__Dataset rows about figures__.
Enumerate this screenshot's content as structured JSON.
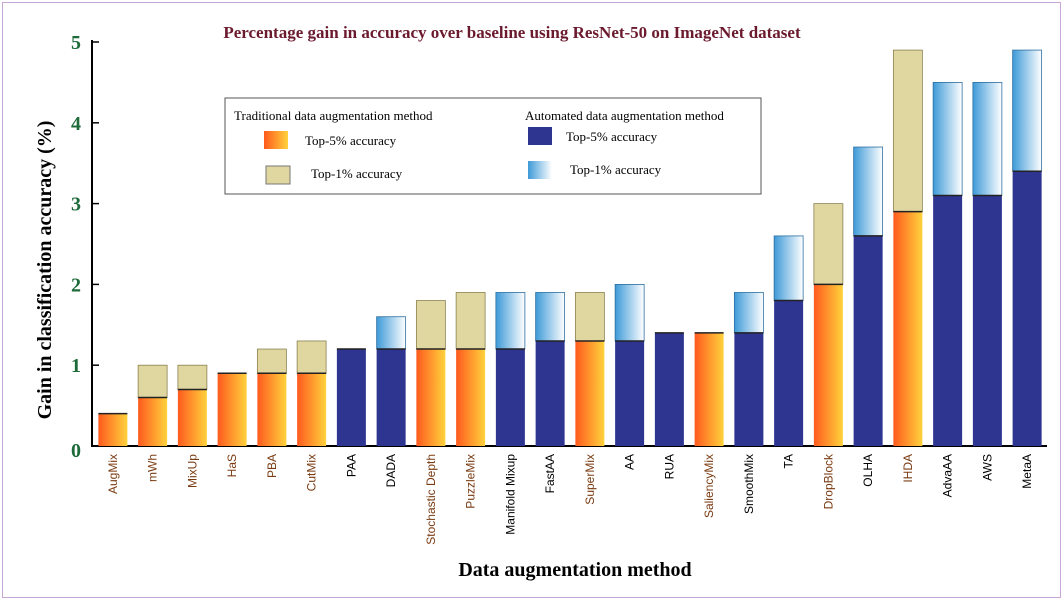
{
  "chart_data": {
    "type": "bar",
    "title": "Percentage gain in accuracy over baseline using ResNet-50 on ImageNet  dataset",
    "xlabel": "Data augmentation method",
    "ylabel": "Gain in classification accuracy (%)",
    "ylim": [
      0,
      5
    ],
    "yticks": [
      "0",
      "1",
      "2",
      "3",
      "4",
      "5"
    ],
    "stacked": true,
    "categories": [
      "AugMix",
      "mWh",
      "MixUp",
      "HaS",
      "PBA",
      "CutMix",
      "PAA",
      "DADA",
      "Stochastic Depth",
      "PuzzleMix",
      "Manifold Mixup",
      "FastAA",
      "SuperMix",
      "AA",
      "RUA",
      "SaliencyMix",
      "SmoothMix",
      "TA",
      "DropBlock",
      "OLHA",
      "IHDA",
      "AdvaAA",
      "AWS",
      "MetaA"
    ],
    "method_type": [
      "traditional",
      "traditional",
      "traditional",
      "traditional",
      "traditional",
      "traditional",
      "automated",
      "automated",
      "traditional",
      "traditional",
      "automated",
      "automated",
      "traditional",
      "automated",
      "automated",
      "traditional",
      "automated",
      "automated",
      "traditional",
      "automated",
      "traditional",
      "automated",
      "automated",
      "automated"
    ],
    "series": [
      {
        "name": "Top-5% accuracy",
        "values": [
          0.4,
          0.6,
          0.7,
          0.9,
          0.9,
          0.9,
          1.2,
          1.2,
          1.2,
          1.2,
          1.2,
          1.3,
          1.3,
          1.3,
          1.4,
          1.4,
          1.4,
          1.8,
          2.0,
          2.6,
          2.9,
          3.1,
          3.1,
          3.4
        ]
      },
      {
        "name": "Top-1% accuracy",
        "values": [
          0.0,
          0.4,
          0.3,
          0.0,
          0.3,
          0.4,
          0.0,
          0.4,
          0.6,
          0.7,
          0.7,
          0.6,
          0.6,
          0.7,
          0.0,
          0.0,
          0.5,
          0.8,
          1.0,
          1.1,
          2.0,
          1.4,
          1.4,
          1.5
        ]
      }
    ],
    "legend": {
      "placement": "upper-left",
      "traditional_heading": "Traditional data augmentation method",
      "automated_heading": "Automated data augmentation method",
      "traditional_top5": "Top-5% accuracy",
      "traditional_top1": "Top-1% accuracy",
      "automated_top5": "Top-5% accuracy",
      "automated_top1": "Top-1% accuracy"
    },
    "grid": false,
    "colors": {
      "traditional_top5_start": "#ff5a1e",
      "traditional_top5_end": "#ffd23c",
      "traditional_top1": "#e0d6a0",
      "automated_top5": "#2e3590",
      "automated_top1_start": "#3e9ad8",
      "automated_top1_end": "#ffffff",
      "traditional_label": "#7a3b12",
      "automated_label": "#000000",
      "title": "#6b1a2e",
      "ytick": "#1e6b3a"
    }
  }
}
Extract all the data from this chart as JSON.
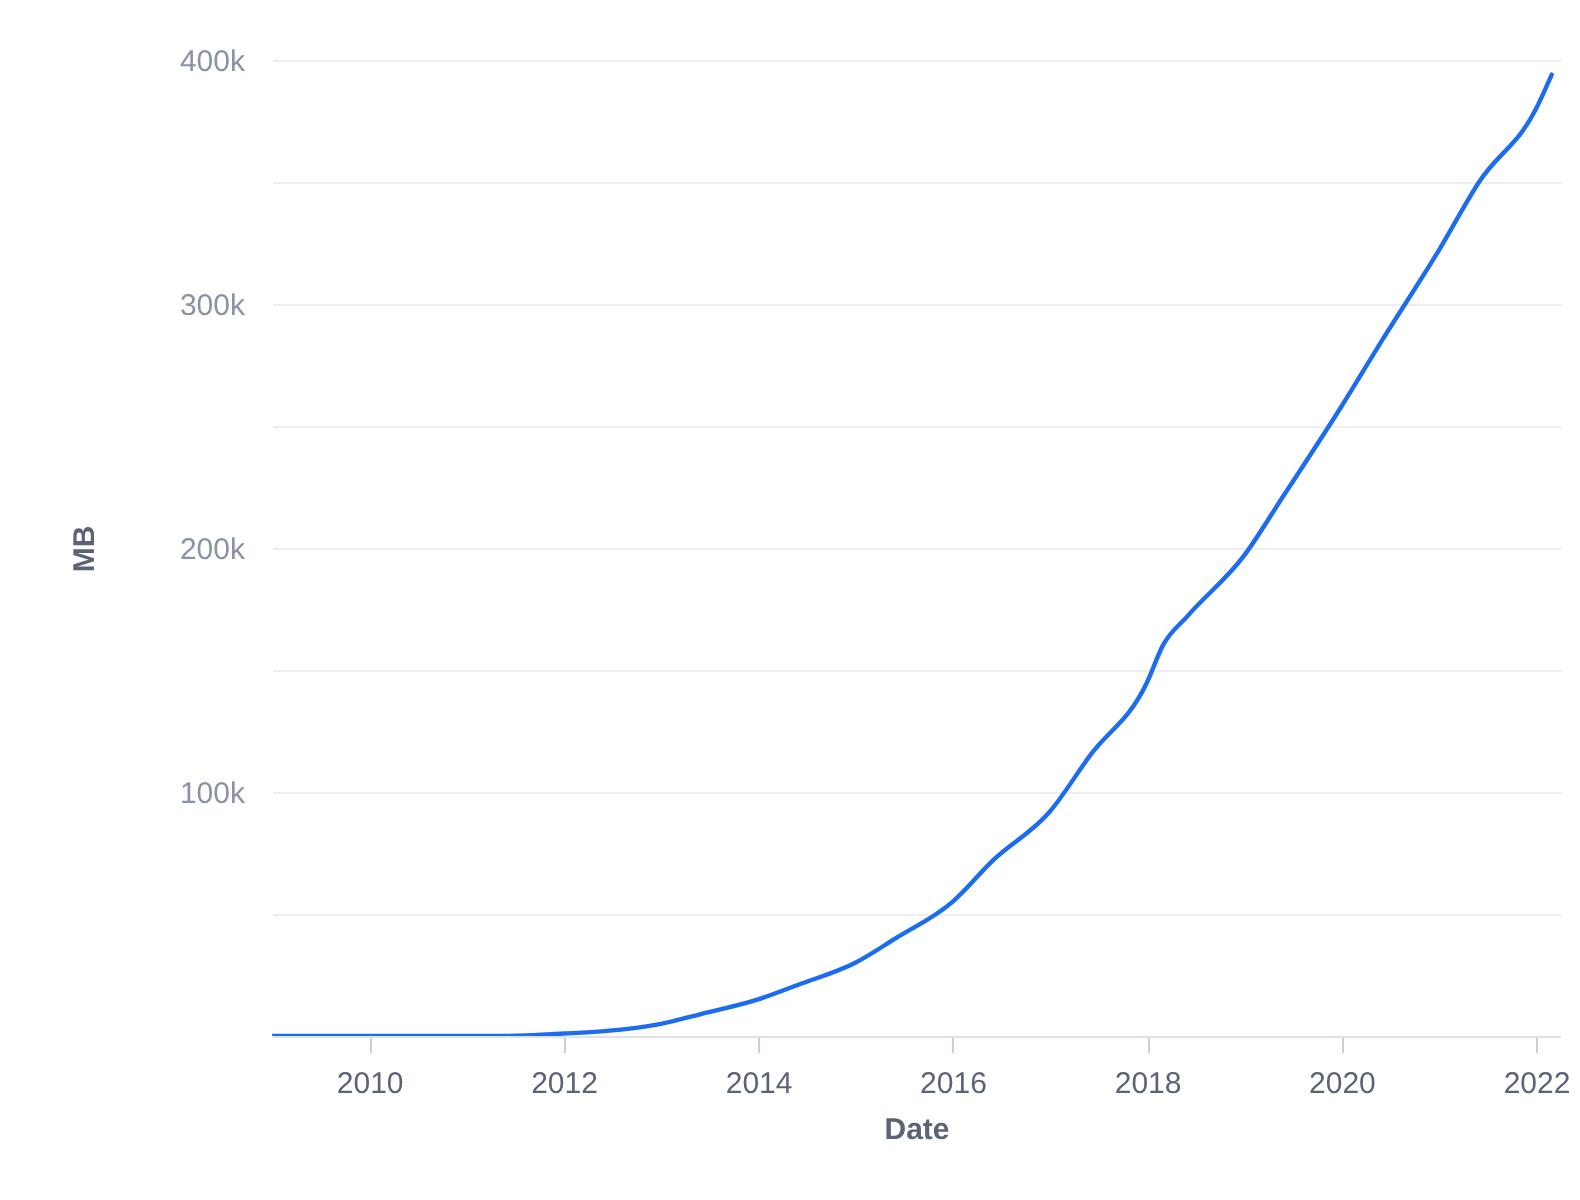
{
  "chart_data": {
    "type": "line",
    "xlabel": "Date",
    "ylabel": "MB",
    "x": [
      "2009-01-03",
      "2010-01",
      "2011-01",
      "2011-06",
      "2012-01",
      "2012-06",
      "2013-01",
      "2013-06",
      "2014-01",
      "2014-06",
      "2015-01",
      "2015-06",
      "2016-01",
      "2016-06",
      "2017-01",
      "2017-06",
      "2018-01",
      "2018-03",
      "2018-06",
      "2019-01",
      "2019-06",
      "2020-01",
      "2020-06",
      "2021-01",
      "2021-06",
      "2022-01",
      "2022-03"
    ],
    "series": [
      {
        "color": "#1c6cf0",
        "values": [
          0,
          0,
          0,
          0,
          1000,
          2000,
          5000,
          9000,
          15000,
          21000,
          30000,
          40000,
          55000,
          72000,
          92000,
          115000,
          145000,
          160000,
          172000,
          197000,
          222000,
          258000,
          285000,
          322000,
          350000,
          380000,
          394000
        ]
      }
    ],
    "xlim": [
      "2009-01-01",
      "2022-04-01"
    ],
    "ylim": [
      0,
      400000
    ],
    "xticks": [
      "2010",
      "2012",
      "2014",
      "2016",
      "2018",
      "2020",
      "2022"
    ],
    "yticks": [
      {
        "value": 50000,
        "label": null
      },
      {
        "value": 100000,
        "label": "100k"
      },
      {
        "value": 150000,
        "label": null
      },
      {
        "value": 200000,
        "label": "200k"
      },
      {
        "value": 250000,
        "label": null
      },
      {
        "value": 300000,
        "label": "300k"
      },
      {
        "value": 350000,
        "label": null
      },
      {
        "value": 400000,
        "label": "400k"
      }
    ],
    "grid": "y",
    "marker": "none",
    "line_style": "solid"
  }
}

__WHAT THE TASK ASKS__.
Return every line above in which the string "accuracy" occurs.

__RESULT__.
    "title": "Percentage gain in accuracy over baseline using ResNet-50 on ImageNet  dataset",
    "ylabel": "Gain in classification accuracy (%)",
        "name": "Top-5% accuracy",
        "name": "Top-1% accuracy",
      "traditional_top5": "Top-5% accuracy",
      "traditional_top1": "Top-1% accuracy",
      "automated_top5": "Top-5% accuracy",
      "automated_top1": "Top-1% accuracy"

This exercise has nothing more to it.